Print all of the lines exactly. Any picture among them stays out.

Task inputs:
━━━━

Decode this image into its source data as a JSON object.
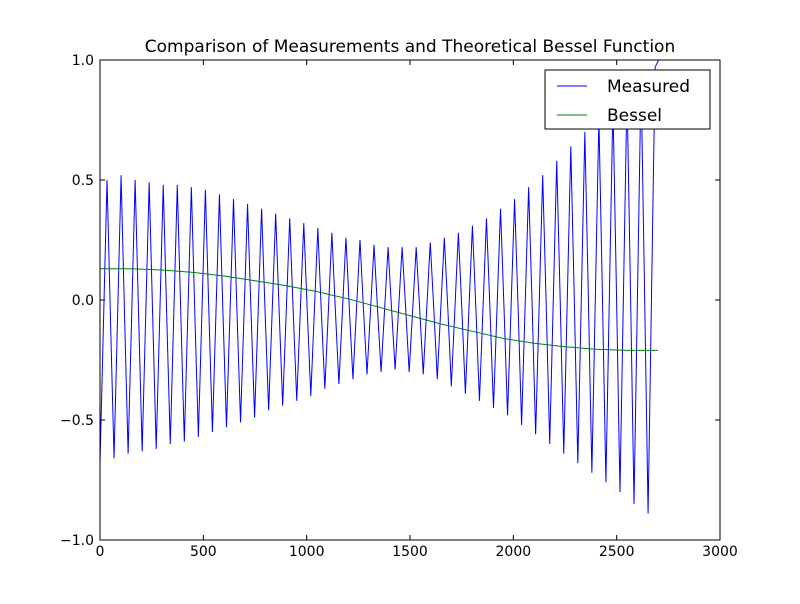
{
  "chart_data": {
    "type": "line",
    "title": "Comparison of Measurements and Theoretical Bessel Function",
    "xlim": [
      0,
      3000
    ],
    "xticks": [
      0,
      500,
      1000,
      1500,
      2000,
      2500,
      3000
    ],
    "ylim": [
      -1,
      1
    ],
    "yticks": [
      {
        "value": -1,
        "label": "−1.0"
      },
      {
        "value": -0.5,
        "label": "−0.5"
      },
      {
        "value": 0,
        "label": "0.0"
      },
      0.5,
      {
        "value": 1,
        "label": "1.0"
      }
    ],
    "legend": "upper right",
    "series": [
      {
        "name": "Measured",
        "color": "#0000ff",
        "x": [
          0,
          17,
          34,
          51,
          68,
          85,
          102,
          119,
          136,
          153,
          170,
          187,
          204,
          221,
          238,
          255,
          272,
          289,
          306,
          323,
          340,
          357,
          374,
          391,
          408,
          425,
          442,
          459,
          476,
          493,
          510,
          527,
          544,
          561,
          578,
          595,
          612,
          629,
          646,
          663,
          680,
          697,
          714,
          731,
          748,
          765,
          782,
          799,
          816,
          833,
          850,
          867,
          884,
          901,
          918,
          935,
          952,
          969,
          986,
          1003,
          1020,
          1037,
          1054,
          1071,
          1088,
          1105,
          1122,
          1139,
          1156,
          1173,
          1190,
          1207,
          1224,
          1241,
          1258,
          1275,
          1292,
          1309,
          1326,
          1343,
          1360,
          1377,
          1394,
          1411,
          1428,
          1445,
          1462,
          1479,
          1496,
          1513,
          1530,
          1547,
          1564,
          1581,
          1598,
          1615,
          1632,
          1649,
          1666,
          1683,
          1700,
          1717,
          1734,
          1751,
          1768,
          1785,
          1802,
          1819,
          1836,
          1853,
          1870,
          1887,
          1904,
          1921,
          1938,
          1955,
          1972,
          1989,
          2006,
          2023,
          2040,
          2057,
          2074,
          2091,
          2108,
          2125,
          2142,
          2159,
          2176,
          2193,
          2210,
          2227,
          2244,
          2261,
          2278,
          2295,
          2312,
          2329,
          2346,
          2363,
          2380,
          2397,
          2414,
          2431,
          2448,
          2465,
          2482,
          2499,
          2516,
          2533,
          2550,
          2567,
          2584,
          2601,
          2618,
          2635,
          2652,
          2669,
          2686,
          2703
        ],
        "values": [
          -0.68,
          -0.09,
          0.5,
          -0.09,
          -0.66,
          -0.07,
          0.52,
          -0.07,
          -0.64,
          -0.07,
          0.5,
          -0.07,
          -0.63,
          -0.07,
          0.49,
          -0.07,
          -0.62,
          -0.07,
          0.48,
          -0.07,
          -0.6,
          -0.06,
          0.48,
          -0.06,
          -0.59,
          -0.06,
          0.47,
          -0.06,
          -0.57,
          -0.055,
          0.46,
          -0.055,
          -0.55,
          -0.055,
          0.44,
          -0.055,
          -0.53,
          -0.055,
          0.42,
          -0.055,
          -0.51,
          -0.055,
          0.4,
          -0.055,
          -0.49,
          -0.055,
          0.38,
          -0.055,
          -0.46,
          -0.05,
          0.36,
          -0.05,
          -0.44,
          -0.05,
          0.34,
          -0.05,
          -0.42,
          -0.05,
          0.32,
          -0.05,
          -0.4,
          -0.05,
          0.3,
          -0.05,
          -0.37,
          -0.045,
          0.28,
          -0.045,
          -0.35,
          -0.045,
          0.26,
          -0.045,
          -0.33,
          -0.04,
          0.25,
          -0.04,
          -0.31,
          -0.04,
          0.23,
          -0.04,
          -0.3,
          -0.04,
          0.22,
          -0.04,
          -0.29,
          -0.035,
          0.22,
          -0.035,
          -0.3,
          -0.04,
          0.22,
          -0.04,
          -0.31,
          -0.035,
          0.24,
          -0.035,
          -0.33,
          -0.035,
          0.26,
          -0.035,
          -0.36,
          -0.04,
          0.28,
          -0.04,
          -0.39,
          -0.04,
          0.31,
          -0.04,
          -0.42,
          -0.04,
          0.34,
          -0.04,
          -0.45,
          -0.035,
          0.38,
          -0.035,
          -0.48,
          -0.03,
          0.42,
          -0.03,
          -0.52,
          -0.025,
          0.47,
          -0.025,
          -0.56,
          -0.02,
          0.52,
          -0.02,
          -0.6,
          -0.01,
          0.58,
          -0.01,
          -0.64,
          0,
          0.64,
          0,
          -0.68,
          0.01,
          0.7,
          0.01,
          -0.72,
          0.02,
          0.76,
          0.02,
          -0.76,
          0.03,
          0.82,
          0.03,
          -0.8,
          0.035,
          0.87,
          0.035,
          -0.85,
          0.035,
          0.92,
          0.035,
          -0.89,
          0.04,
          0.97,
          1.0
        ]
      },
      {
        "name": "Bessel",
        "color": "#008000",
        "x": [
          0,
          150,
          300,
          450,
          600,
          750,
          900,
          1050,
          1200,
          1350,
          1500,
          1650,
          1800,
          1950,
          2100,
          2250,
          2400,
          2550,
          2700
        ],
        "values": [
          0.13,
          0.13,
          0.125,
          0.115,
          0.1,
          0.08,
          0.06,
          0.035,
          0.005,
          -0.03,
          -0.065,
          -0.1,
          -0.13,
          -0.16,
          -0.18,
          -0.195,
          -0.205,
          -0.21,
          -0.21
        ]
      }
    ]
  }
}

━━━━

Solution to the exercise:
Decode this image into its source data as a JSON object.
{
  "chart_data": {
    "type": "line",
    "title": "Comparison of Measurements and Theoretical Bessel Function",
    "xlim": [
      0,
      3000
    ],
    "xticks": [
      0,
      500,
      1000,
      1500,
      2000,
      2500,
      3000
    ],
    "ylim": [
      -1,
      1
    ],
    "yticks": [
      {
        "value": -1,
        "label": "−1.0"
      },
      {
        "value": -0.5,
        "label": "−0.5"
      },
      {
        "value": 0,
        "label": "0.0"
      },
      0.5,
      {
        "value": 1,
        "label": "1.0"
      }
    ],
    "legend": "upper right",
    "series": [
      {
        "name": "Measured",
        "color": "#0000ff",
        "x": [
          0,
          17,
          34,
          51,
          68,
          85,
          102,
          119,
          136,
          153,
          170,
          187,
          204,
          221,
          238,
          255,
          272,
          289,
          306,
          323,
          340,
          357,
          374,
          391,
          408,
          425,
          442,
          459,
          476,
          493,
          510,
          527,
          544,
          561,
          578,
          595,
          612,
          629,
          646,
          663,
          680,
          697,
          714,
          731,
          748,
          765,
          782,
          799,
          816,
          833,
          850,
          867,
          884,
          901,
          918,
          935,
          952,
          969,
          986,
          1003,
          1020,
          1037,
          1054,
          1071,
          1088,
          1105,
          1122,
          1139,
          1156,
          1173,
          1190,
          1207,
          1224,
          1241,
          1258,
          1275,
          1292,
          1309,
          1326,
          1343,
          1360,
          1377,
          1394,
          1411,
          1428,
          1445,
          1462,
          1479,
          1496,
          1513,
          1530,
          1547,
          1564,
          1581,
          1598,
          1615,
          1632,
          1649,
          1666,
          1683,
          1700,
          1717,
          1734,
          1751,
          1768,
          1785,
          1802,
          1819,
          1836,
          1853,
          1870,
          1887,
          1904,
          1921,
          1938,
          1955,
          1972,
          1989,
          2006,
          2023,
          2040,
          2057,
          2074,
          2091,
          2108,
          2125,
          2142,
          2159,
          2176,
          2193,
          2210,
          2227,
          2244,
          2261,
          2278,
          2295,
          2312,
          2329,
          2346,
          2363,
          2380,
          2397,
          2414,
          2431,
          2448,
          2465,
          2482,
          2499,
          2516,
          2533,
          2550,
          2567,
          2584,
          2601,
          2618,
          2635,
          2652,
          2669,
          2686,
          2703
        ],
        "values": [
          -0.68,
          -0.09,
          0.5,
          -0.09,
          -0.66,
          -0.07,
          0.52,
          -0.07,
          -0.64,
          -0.07,
          0.5,
          -0.07,
          -0.63,
          -0.07,
          0.49,
          -0.07,
          -0.62,
          -0.07,
          0.48,
          -0.07,
          -0.6,
          -0.06,
          0.48,
          -0.06,
          -0.59,
          -0.06,
          0.47,
          -0.06,
          -0.57,
          -0.055,
          0.46,
          -0.055,
          -0.55,
          -0.055,
          0.44,
          -0.055,
          -0.53,
          -0.055,
          0.42,
          -0.055,
          -0.51,
          -0.055,
          0.4,
          -0.055,
          -0.49,
          -0.055,
          0.38,
          -0.055,
          -0.46,
          -0.05,
          0.36,
          -0.05,
          -0.44,
          -0.05,
          0.34,
          -0.05,
          -0.42,
          -0.05,
          0.32,
          -0.05,
          -0.4,
          -0.05,
          0.3,
          -0.05,
          -0.37,
          -0.045,
          0.28,
          -0.045,
          -0.35,
          -0.045,
          0.26,
          -0.045,
          -0.33,
          -0.04,
          0.25,
          -0.04,
          -0.31,
          -0.04,
          0.23,
          -0.04,
          -0.3,
          -0.04,
          0.22,
          -0.04,
          -0.29,
          -0.035,
          0.22,
          -0.035,
          -0.3,
          -0.04,
          0.22,
          -0.04,
          -0.31,
          -0.035,
          0.24,
          -0.035,
          -0.33,
          -0.035,
          0.26,
          -0.035,
          -0.36,
          -0.04,
          0.28,
          -0.04,
          -0.39,
          -0.04,
          0.31,
          -0.04,
          -0.42,
          -0.04,
          0.34,
          -0.04,
          -0.45,
          -0.035,
          0.38,
          -0.035,
          -0.48,
          -0.03,
          0.42,
          -0.03,
          -0.52,
          -0.025,
          0.47,
          -0.025,
          -0.56,
          -0.02,
          0.52,
          -0.02,
          -0.6,
          -0.01,
          0.58,
          -0.01,
          -0.64,
          0,
          0.64,
          0,
          -0.68,
          0.01,
          0.7,
          0.01,
          -0.72,
          0.02,
          0.76,
          0.02,
          -0.76,
          0.03,
          0.82,
          0.03,
          -0.8,
          0.035,
          0.87,
          0.035,
          -0.85,
          0.035,
          0.92,
          0.035,
          -0.89,
          0.04,
          0.97,
          1.0
        ]
      },
      {
        "name": "Bessel",
        "color": "#008000",
        "x": [
          0,
          150,
          300,
          450,
          600,
          750,
          900,
          1050,
          1200,
          1350,
          1500,
          1650,
          1800,
          1950,
          2100,
          2250,
          2400,
          2550,
          2700
        ],
        "values": [
          0.13,
          0.13,
          0.125,
          0.115,
          0.1,
          0.08,
          0.06,
          0.035,
          0.005,
          -0.03,
          -0.065,
          -0.1,
          -0.13,
          -0.16,
          -0.18,
          -0.195,
          -0.205,
          -0.21,
          -0.21
        ]
      }
    ]
  }
}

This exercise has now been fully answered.